**TASK INSTRUCTIONS:**
Find the line that contains "What does this". Output it and every line after it to the end of the records, exactly as they appear.

**ITEMS:**
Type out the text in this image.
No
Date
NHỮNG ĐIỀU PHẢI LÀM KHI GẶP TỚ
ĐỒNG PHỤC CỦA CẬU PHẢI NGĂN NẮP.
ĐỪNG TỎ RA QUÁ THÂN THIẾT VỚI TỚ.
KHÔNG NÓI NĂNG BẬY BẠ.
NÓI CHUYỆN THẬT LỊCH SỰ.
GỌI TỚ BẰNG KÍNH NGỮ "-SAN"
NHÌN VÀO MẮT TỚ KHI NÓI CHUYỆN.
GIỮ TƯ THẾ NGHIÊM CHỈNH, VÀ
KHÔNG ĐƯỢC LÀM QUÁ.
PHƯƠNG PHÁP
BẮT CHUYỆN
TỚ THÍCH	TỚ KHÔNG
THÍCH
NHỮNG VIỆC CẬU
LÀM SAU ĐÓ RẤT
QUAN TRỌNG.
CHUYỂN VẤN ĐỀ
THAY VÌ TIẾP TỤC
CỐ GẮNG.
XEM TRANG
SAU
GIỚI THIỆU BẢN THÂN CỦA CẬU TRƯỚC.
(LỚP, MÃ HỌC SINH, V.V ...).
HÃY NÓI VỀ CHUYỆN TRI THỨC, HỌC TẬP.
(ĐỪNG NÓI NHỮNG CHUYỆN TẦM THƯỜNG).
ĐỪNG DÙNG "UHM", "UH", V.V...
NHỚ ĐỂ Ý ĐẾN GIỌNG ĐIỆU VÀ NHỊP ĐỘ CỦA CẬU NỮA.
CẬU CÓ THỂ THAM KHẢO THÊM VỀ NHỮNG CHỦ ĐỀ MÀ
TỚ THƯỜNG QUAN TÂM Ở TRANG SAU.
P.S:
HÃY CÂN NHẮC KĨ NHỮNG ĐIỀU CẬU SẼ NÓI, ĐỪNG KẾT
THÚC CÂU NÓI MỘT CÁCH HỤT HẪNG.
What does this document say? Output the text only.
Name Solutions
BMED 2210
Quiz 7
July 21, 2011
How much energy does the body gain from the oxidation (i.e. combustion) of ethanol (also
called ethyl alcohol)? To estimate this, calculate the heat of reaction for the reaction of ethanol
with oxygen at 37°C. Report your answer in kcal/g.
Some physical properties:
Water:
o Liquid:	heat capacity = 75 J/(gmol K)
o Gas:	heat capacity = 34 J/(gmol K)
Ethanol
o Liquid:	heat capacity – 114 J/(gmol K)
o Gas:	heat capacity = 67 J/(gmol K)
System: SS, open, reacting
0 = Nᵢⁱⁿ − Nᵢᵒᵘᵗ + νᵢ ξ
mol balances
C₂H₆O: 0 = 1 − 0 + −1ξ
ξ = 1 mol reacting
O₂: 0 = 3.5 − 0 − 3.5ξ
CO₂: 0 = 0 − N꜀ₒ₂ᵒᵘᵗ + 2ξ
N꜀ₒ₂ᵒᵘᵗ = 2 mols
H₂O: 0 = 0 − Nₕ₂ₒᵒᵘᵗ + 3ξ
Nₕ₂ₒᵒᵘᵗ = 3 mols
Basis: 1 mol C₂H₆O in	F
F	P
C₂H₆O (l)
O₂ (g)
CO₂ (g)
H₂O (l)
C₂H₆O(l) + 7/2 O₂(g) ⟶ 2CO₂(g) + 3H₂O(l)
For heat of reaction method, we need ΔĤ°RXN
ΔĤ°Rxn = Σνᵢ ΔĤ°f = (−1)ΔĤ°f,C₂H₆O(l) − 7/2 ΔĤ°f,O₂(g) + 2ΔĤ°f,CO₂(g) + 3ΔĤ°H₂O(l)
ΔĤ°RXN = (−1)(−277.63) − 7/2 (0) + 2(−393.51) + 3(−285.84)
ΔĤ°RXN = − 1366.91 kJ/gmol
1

**FINISHED TASK:**
What does this document say? Output the text only.
Name Solutions
BMED 2210
Quiz 7
July 21, 2011
How much energy does the body gain from the oxidation (i.e. combustion) of ethanol (also
called ethyl alcohol)? To estimate this, calculate the heat of reaction for the reaction of ethanol
with oxygen at 37°C. Report your answer in kcal/g.
Some physical properties:
Water:
o Liquid:	heat capacity = 75 J/(gmol K)
o Gas:	heat capacity = 34 J/(gmol K)
Ethanol
o Liquid:	heat capacity – 114 J/(gmol K)
o Gas:	heat capacity = 67 J/(gmol K)
System: SS, open, reacting
0 = Nᵢⁱⁿ − Nᵢᵒᵘᵗ + νᵢ ξ
mol balances
C₂H₆O: 0 = 1 − 0 + −1ξ
ξ = 1 mol reacting
O₂: 0 = 3.5 − 0 − 3.5ξ
CO₂: 0 = 0 − N꜀ₒ₂ᵒᵘᵗ + 2ξ
N꜀ₒ₂ᵒᵘᵗ = 2 mols
H₂O: 0 = 0 − Nₕ₂ₒᵒᵘᵗ + 3ξ
Nₕ₂ₒᵒᵘᵗ = 3 mols
Basis: 1 mol C₂H₆O in	F
F	P
C₂H₆O (l)
O₂ (g)
CO₂ (g)
H₂O (l)
C₂H₆O(l) + 7/2 O₂(g) ⟶ 2CO₂(g) + 3H₂O(l)
For heat of reaction method, we need ΔĤ°RXN
ΔĤ°Rxn = Σνᵢ ΔĤ°f = (−1)ΔĤ°f,C₂H₆O(l) − 7/2 ΔĤ°f,O₂(g) + 2ΔĤ°f,CO₂(g) + 3ΔĤ°H₂O(l)
ΔĤ°RXN = (−1)(−277.63) − 7/2 (0) + 2(−393.51) + 3(−285.84)
ΔĤ°RXN = − 1366.91 kJ/gmol
1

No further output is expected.